## REQUEST:
Can you transcribe every record below exactly as it appears?

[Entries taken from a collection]
- - -
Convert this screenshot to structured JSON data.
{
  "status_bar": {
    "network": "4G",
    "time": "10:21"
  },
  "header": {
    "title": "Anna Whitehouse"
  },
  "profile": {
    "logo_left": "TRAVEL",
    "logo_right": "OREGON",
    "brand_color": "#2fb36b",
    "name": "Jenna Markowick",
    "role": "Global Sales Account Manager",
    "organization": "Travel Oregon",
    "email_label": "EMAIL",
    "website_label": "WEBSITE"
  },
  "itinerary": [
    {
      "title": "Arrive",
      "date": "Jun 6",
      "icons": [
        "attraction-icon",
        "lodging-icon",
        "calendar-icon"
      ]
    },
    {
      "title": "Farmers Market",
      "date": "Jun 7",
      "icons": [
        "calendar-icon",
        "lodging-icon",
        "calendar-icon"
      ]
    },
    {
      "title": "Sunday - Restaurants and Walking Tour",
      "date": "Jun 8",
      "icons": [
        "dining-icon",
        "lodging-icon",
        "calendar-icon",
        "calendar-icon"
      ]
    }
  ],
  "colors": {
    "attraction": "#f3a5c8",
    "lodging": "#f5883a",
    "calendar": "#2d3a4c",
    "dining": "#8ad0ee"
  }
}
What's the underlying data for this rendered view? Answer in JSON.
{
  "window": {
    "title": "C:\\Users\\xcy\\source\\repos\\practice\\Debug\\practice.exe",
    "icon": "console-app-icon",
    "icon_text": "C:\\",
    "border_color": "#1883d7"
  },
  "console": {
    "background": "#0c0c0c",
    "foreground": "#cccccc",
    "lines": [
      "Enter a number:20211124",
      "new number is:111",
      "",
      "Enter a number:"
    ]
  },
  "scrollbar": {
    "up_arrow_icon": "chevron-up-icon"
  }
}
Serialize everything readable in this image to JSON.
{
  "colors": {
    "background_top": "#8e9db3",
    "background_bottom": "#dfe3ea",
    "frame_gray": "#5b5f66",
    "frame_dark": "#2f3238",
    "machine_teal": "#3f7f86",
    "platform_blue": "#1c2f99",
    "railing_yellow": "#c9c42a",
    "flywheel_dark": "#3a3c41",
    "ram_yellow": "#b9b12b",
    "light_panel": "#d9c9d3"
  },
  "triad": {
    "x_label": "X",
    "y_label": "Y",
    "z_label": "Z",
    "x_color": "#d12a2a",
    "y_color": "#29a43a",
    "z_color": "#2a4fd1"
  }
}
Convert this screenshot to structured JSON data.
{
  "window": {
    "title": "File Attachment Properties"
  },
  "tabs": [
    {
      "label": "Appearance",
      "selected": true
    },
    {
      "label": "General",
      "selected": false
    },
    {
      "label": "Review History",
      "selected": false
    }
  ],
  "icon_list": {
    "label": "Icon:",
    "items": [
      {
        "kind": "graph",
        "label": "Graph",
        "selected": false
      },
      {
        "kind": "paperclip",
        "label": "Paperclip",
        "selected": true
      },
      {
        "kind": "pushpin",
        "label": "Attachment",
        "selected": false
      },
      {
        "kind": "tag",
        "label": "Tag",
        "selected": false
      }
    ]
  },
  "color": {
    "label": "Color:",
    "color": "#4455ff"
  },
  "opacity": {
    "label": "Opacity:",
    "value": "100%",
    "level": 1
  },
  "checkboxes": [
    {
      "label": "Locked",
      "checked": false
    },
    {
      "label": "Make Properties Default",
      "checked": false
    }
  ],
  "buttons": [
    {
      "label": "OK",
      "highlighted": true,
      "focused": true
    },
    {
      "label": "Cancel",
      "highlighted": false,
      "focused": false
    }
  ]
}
- - -
## REPLY TO THE TASK:
Convert this screenshot to structured JSON data.
{
  "status_bar": {
    "network": "4G",
    "time": "10:21"
  },
  "header": {
    "title": "Anna Whitehouse"
  },
  "profile": {
    "logo_left": "TRAVEL",
    "logo_right": "OREGON",
    "brand_color": "#2fb36b",
    "name": "Jenna Markowick",
    "role": "Global Sales Account Manager",
    "organization": "Travel Oregon",
    "email_label": "EMAIL",
    "website_label": "WEBSITE"
  },
  "itinerary": [
    {
      "title": "Arrive",
      "date": "Jun 6",
      "icons": [
        "attraction-icon",
        "lodging-icon",
        "calendar-icon"
      ]
    },
    {
      "title": "Farmers Market",
      "date": "Jun 7",
      "icons": [
        "calendar-icon",
        "lodging-icon",
        "calendar-icon"
      ]
    },
    {
      "title": "Sunday - Restaurants and Walking Tour",
      "date": "Jun 8",
      "icons": [
        "dining-icon",
        "lodging-icon",
        "calendar-icon",
        "calendar-icon"
      ]
    }
  ],
  "colors": {
    "attraction": "#f3a5c8",
    "lodging": "#f5883a",
    "calendar": "#2d3a4c",
    "dining": "#8ad0ee"
  }
}
What's the underlying data for this rendered view? Answer in JSON.
{
  "window": {
    "title": "C:\\Users\\xcy\\source\\repos\\practice\\Debug\\practice.exe",
    "icon": "console-app-icon",
    "icon_text": "C:\\",
    "border_color": "#1883d7"
  },
  "console": {
    "background": "#0c0c0c",
    "foreground": "#cccccc",
    "lines": [
      "Enter a number:20211124",
      "new number is:111",
      "",
      "Enter a number:"
    ]
  },
  "scrollbar": {
    "up_arrow_icon": "chevron-up-icon"
  }
}
Serialize everything readable in this image to JSON.
{
  "colors": {
    "background_top": "#8e9db3",
    "background_bottom": "#dfe3ea",
    "frame_gray": "#5b5f66",
    "frame_dark": "#2f3238",
    "machine_teal": "#3f7f86",
    "platform_blue": "#1c2f99",
    "railing_yellow": "#c9c42a",
    "flywheel_dark": "#3a3c41",
    "ram_yellow": "#b9b12b",
    "light_panel": "#d9c9d3"
  },
  "triad": {
    "x_label": "X",
    "y_label": "Y",
    "z_label": "Z",
    "x_color": "#d12a2a",
    "y_color": "#29a43a",
    "z_color": "#2a4fd1"
  }
}
Convert this screenshot to structured JSON data.
{
  "window": {
    "title": "File Attachment Properties"
  },
  "tabs": [
    {
      "label": "Appearance",
      "selected": true
    },
    {
      "label": "General",
      "selected": false
    },
    {
      "label": "Review History",
      "selected": false
    }
  ],
  "icon_list": {
    "label": "Icon:",
    "items": [
      {
        "kind": "graph",
        "label": "Graph",
        "selected": false
      },
      {
        "kind": "paperclip",
        "label": "Paperclip",
        "selected": true
      },
      {
        "kind": "pushpin",
        "label": "Attachment",
        "selected": false
      },
      {
        "kind": "tag",
        "label": "Tag",
        "selected": false
      }
    ]
  },
  "color": {
    "label": "Color:",
    "color": "#4455ff"
  },
  "opacity": {
    "label": "Opacity:",
    "value": "100%",
    "level": 1
  },
  "checkboxes": [
    {
      "label": "Locked",
      "checked": false
    },
    {
      "label": "Make Properties Default",
      "checked": false
    }
  ],
  "buttons": [
    {
      "label": "OK",
      "highlighted": true,
      "focused": true
    },
    {
      "label": "Cancel",
      "highlighted": false,
      "focused": false
    }
  ]
}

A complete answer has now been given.